— BEGIN Records for the task —
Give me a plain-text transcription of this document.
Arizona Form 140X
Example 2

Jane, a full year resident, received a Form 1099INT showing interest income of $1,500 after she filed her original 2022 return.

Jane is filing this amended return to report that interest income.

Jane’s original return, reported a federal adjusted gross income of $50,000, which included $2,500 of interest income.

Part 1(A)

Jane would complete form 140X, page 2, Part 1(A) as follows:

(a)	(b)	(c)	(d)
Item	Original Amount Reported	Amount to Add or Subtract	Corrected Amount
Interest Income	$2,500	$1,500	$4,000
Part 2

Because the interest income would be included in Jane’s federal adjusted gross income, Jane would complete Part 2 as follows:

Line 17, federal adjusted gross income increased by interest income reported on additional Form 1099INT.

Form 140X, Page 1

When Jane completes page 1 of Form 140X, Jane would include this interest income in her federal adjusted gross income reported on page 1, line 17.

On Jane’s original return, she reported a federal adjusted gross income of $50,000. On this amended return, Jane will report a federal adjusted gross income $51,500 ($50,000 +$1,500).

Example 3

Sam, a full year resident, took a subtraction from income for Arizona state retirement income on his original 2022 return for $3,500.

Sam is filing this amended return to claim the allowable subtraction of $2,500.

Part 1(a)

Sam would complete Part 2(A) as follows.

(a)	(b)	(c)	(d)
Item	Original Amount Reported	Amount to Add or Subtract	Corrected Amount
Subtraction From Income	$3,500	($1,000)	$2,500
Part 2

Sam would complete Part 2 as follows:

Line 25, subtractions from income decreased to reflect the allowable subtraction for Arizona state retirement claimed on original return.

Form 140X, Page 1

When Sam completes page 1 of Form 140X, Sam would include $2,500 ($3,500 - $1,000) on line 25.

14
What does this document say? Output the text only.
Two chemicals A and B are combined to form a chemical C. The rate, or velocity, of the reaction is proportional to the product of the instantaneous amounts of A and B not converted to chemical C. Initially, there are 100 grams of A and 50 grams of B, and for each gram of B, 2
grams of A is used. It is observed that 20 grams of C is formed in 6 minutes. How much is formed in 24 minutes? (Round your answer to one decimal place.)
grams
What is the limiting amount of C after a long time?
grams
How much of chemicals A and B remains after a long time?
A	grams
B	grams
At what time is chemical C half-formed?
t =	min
— END Records for the task —
■ Short task ■
Print the whole listing again, exactly.

■ Exercise solution ■
Give me a plain-text transcription of this document.
Arizona Form 140X
Example 2

Jane, a full year resident, received a Form 1099INT showing interest income of $1,500 after she filed her original 2022 return.

Jane is filing this amended return to report that interest income.

Jane’s original return, reported a federal adjusted gross income of $50,000, which included $2,500 of interest income.

Part 1(A)

Jane would complete form 140X, page 2, Part 1(A) as follows:

(a)	(b)	(c)	(d)
Item	Original Amount Reported	Amount to Add or Subtract	Corrected Amount
Interest Income	$2,500	$1,500	$4,000
Part 2

Because the interest income would be included in Jane’s federal adjusted gross income, Jane would complete Part 2 as follows:

Line 17, federal adjusted gross income increased by interest income reported on additional Form 1099INT.

Form 140X, Page 1

When Jane completes page 1 of Form 140X, Jane would include this interest income in her federal adjusted gross income reported on page 1, line 17.

On Jane’s original return, she reported a federal adjusted gross income of $50,000. On this amended return, Jane will report a federal adjusted gross income $51,500 ($50,000 +$1,500).

Example 3

Sam, a full year resident, took a subtraction from income for Arizona state retirement income on his original 2022 return for $3,500.

Sam is filing this amended return to claim the allowable subtraction of $2,500.

Part 1(a)

Sam would complete Part 2(A) as follows.

(a)	(b)	(c)	(d)
Item	Original Amount Reported	Amount to Add or Subtract	Corrected Amount
Subtraction From Income	$3,500	($1,000)	$2,500
Part 2

Sam would complete Part 2 as follows:

Line 25, subtractions from income decreased to reflect the allowable subtraction for Arizona state retirement claimed on original return.

Form 140X, Page 1

When Sam completes page 1 of Form 140X, Sam would include $2,500 ($3,500 - $1,000) on line 25.

14
What does this document say? Output the text only.
Two chemicals A and B are combined to form a chemical C. The rate, or velocity, of the reaction is proportional to the product of the instantaneous amounts of A and B not converted to chemical C. Initially, there are 100 grams of A and 50 grams of B, and for each gram of B, 2
grams of A is used. It is observed that 20 grams of C is formed in 6 minutes. How much is formed in 24 minutes? (Round your answer to one decimal place.)
grams
What is the limiting amount of C after a long time?
grams
How much of chemicals A and B remains after a long time?
A	grams
B	grams
At what time is chemical C half-formed?
t =	min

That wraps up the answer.